• [MATERIAL SHOWN]:
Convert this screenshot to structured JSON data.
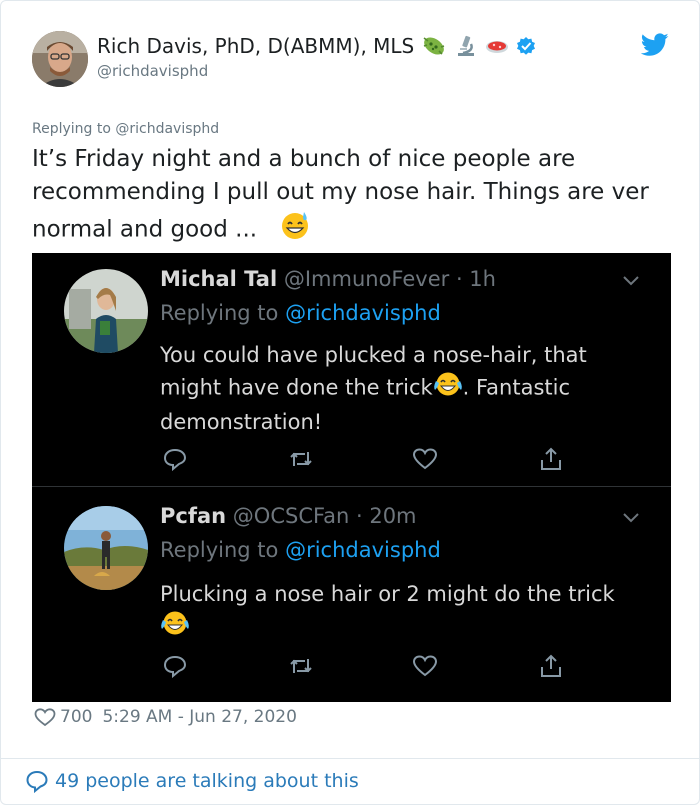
{
  "author": {
    "name": "Rich Davis, PhD, D(ABMM), MLS",
    "handle": "@richdavisphd"
  },
  "replying_to": "Replying to @richdavisphd",
  "tweet_text": "It’s Friday night and a bunch of nice people are recommending I pull out my nose hair. Things are ver normal and good ...",
  "embedded_replies": [
    {
      "name": "Michal Tal",
      "handle_time": "@ImmunoFever · 1h",
      "replying_prefix": "Replying to",
      "replying_handle": "@richdavisphd",
      "text_before_emoji": "You could have plucked a nose-hair, that might have done the trick",
      "text_after_emoji": ". Fantastic demonstration!"
    },
    {
      "name": "Pcfan",
      "handle_time": "@OCSCFan · 20m",
      "replying_prefix": "Replying to",
      "replying_handle": "@richdavisphd",
      "text_before_emoji": "Plucking a nose hair or 2 might do the trick",
      "text_after_emoji": ""
    }
  ],
  "stats": {
    "likes": "700",
    "timestamp": "5:29 AM - Jun 27, 2020"
  },
  "talking": "49 people are talking about this",
  "colors": {
    "twitter_blue": "#1da1f2",
    "link_blue": "#2b7bb9",
    "embed_background": "#000000",
    "muted_text": "#697882"
  },
  "icons": [
    "microbe-icon",
    "microscope-icon",
    "petri-dish-icon",
    "verified-badge-icon",
    "twitter-bird-icon",
    "reply-icon",
    "retweet-icon",
    "heart-icon",
    "share-icon",
    "chevron-down-icon",
    "speech-bubble-icon",
    "sweat-smile-emoji",
    "tears-of-joy-emoji"
  ]
}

• [EXERCISE OBJECTIVE]: Each line above is to be copied verbatim. Drop any image from the copy.

• [EXERCISE OUTPUT]:
Convert this screenshot to structured JSON data.
{
  "author": {
    "name": "Rich Davis, PhD, D(ABMM), MLS",
    "handle": "@richdavisphd"
  },
  "replying_to": "Replying to @richdavisphd",
  "tweet_text": "It’s Friday night and a bunch of nice people are recommending I pull out my nose hair. Things are ver normal and good ...",
  "embedded_replies": [
    {
      "name": "Michal Tal",
      "handle_time": "@ImmunoFever · 1h",
      "replying_prefix": "Replying to",
      "replying_handle": "@richdavisphd",
      "text_before_emoji": "You could have plucked a nose-hair, that might have done the trick",
      "text_after_emoji": ". Fantastic demonstration!"
    },
    {
      "name": "Pcfan",
      "handle_time": "@OCSCFan · 20m",
      "replying_prefix": "Replying to",
      "replying_handle": "@richdavisphd",
      "text_before_emoji": "Plucking a nose hair or 2 might do the trick",
      "text_after_emoji": ""
    }
  ],
  "stats": {
    "likes": "700",
    "timestamp": "5:29 AM - Jun 27, 2020"
  },
  "talking": "49 people are talking about this",
  "colors": {
    "twitter_blue": "#1da1f2",
    "link_blue": "#2b7bb9",
    "embed_background": "#000000",
    "muted_text": "#697882"
  },
  "icons": [
    "microbe-icon",
    "microscope-icon",
    "petri-dish-icon",
    "verified-badge-icon",
    "twitter-bird-icon",
    "reply-icon",
    "retweet-icon",
    "heart-icon",
    "share-icon",
    "chevron-down-icon",
    "speech-bubble-icon",
    "sweat-smile-emoji",
    "tears-of-joy-emoji"
  ]
}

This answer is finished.